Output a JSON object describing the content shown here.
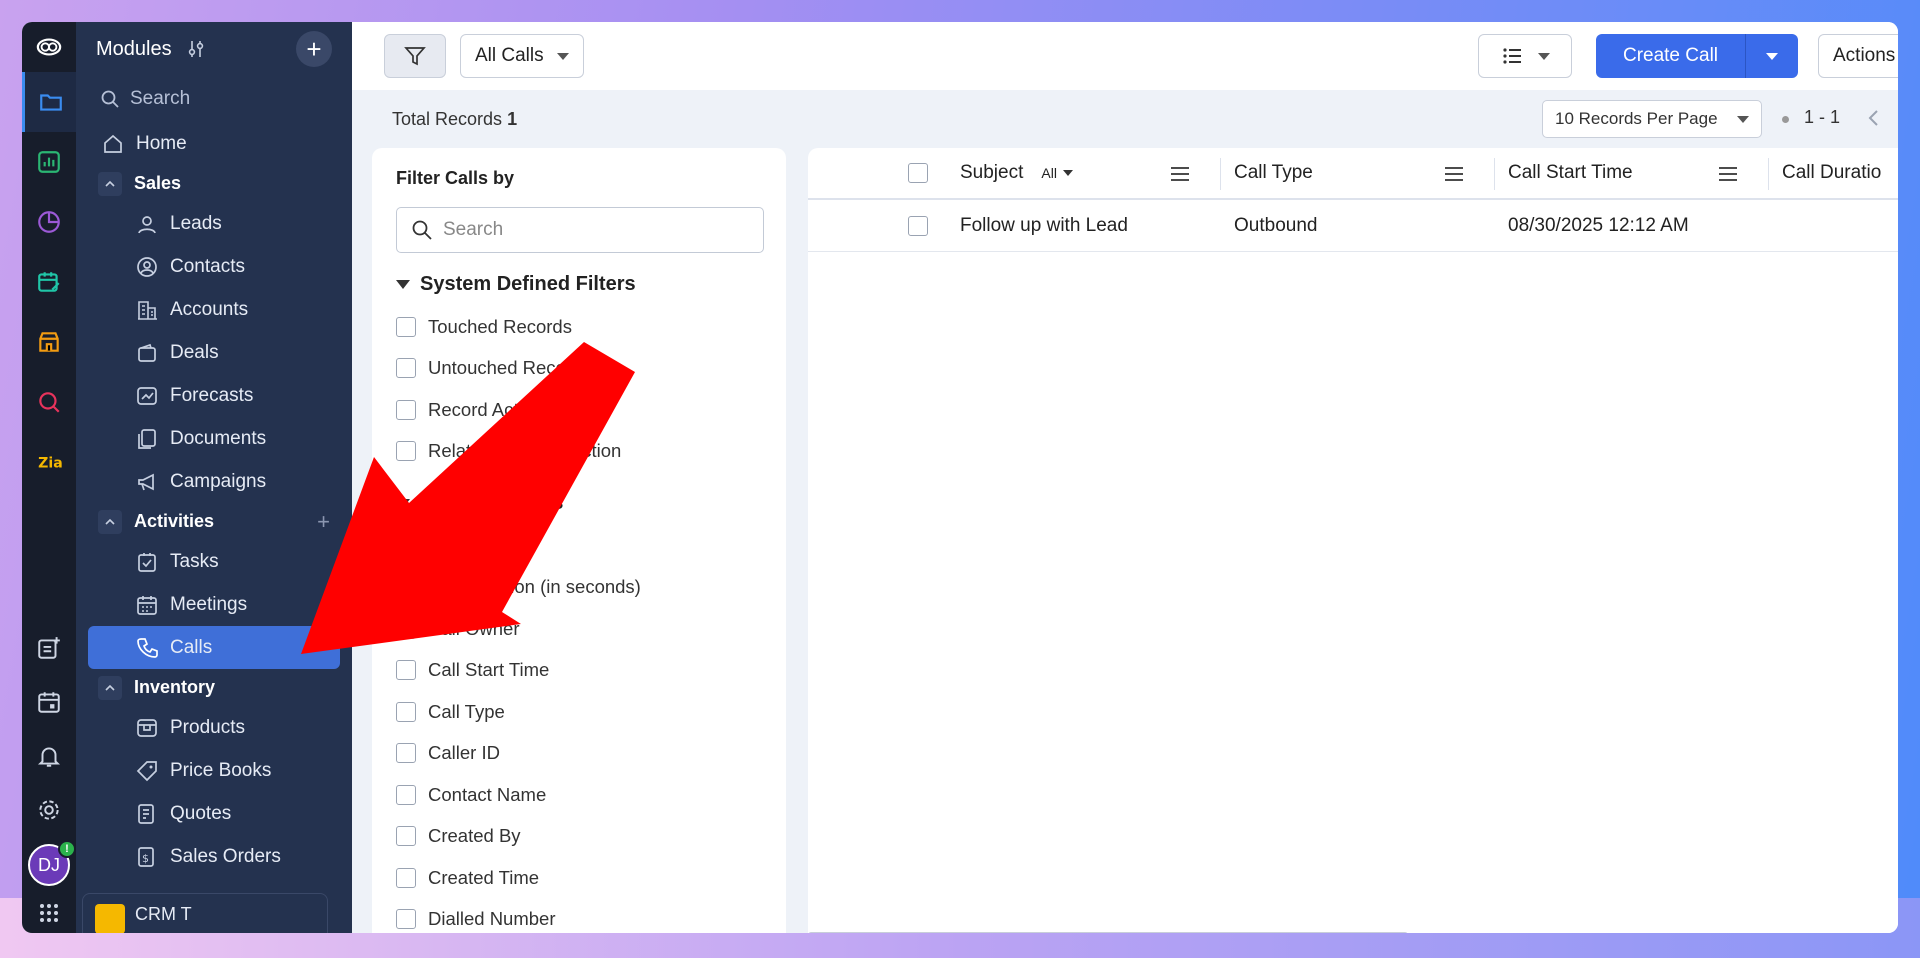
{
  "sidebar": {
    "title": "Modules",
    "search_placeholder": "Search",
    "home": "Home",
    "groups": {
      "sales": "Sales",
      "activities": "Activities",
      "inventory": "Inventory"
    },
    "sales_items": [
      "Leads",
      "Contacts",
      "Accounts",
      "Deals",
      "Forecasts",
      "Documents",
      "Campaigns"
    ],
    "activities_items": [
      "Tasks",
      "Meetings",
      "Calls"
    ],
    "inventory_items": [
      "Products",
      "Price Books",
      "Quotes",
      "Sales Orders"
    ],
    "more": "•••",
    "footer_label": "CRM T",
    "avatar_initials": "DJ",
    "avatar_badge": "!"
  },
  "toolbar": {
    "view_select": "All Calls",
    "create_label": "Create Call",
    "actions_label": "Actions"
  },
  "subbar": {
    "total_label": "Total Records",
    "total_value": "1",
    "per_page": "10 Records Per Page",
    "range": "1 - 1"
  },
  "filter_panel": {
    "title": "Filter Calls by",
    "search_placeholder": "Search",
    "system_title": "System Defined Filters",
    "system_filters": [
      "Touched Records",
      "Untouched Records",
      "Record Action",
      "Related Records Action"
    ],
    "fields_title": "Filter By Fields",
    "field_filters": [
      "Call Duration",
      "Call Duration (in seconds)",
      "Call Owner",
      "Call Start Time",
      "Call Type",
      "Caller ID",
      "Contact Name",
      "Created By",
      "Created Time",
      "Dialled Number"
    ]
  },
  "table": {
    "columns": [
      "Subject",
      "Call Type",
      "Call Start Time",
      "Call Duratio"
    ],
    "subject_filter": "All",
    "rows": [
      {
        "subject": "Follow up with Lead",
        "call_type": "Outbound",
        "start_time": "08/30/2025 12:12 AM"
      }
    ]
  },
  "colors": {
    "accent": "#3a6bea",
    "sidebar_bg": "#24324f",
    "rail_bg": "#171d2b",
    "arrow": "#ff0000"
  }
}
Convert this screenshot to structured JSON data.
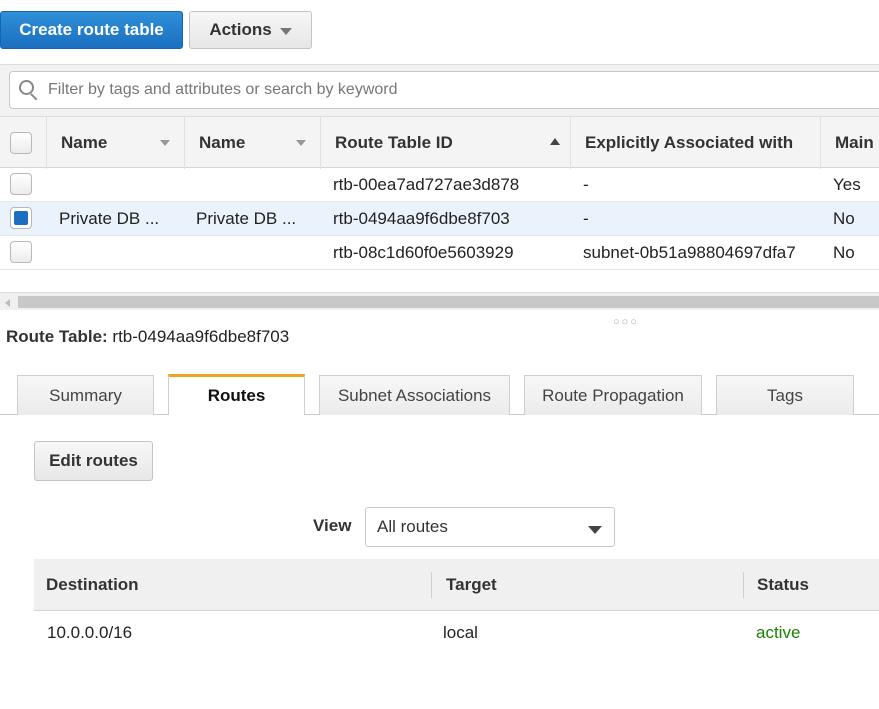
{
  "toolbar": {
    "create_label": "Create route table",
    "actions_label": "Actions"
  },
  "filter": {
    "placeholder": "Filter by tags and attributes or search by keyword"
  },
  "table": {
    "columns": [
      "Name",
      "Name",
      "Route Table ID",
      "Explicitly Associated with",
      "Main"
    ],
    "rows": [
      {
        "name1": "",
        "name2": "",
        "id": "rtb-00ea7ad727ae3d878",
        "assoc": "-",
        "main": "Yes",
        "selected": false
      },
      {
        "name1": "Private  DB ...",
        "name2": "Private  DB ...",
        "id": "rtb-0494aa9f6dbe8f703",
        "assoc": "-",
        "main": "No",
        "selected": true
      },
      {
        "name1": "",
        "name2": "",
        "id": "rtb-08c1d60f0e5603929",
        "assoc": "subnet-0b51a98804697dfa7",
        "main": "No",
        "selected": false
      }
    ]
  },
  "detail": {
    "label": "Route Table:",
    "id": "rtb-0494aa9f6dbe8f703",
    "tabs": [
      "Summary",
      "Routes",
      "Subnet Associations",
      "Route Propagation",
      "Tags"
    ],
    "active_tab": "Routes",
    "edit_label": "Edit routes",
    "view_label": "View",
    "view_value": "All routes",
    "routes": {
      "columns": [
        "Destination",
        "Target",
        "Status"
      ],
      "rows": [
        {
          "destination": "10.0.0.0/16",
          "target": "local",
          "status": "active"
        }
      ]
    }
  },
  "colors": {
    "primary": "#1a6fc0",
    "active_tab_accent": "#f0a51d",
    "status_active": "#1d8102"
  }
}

········

__Short task__: Extract all lines of the records above that include "with".

__Right answer__:
        "subject": "Follow up with Lead",
      "Explicitly Associated with",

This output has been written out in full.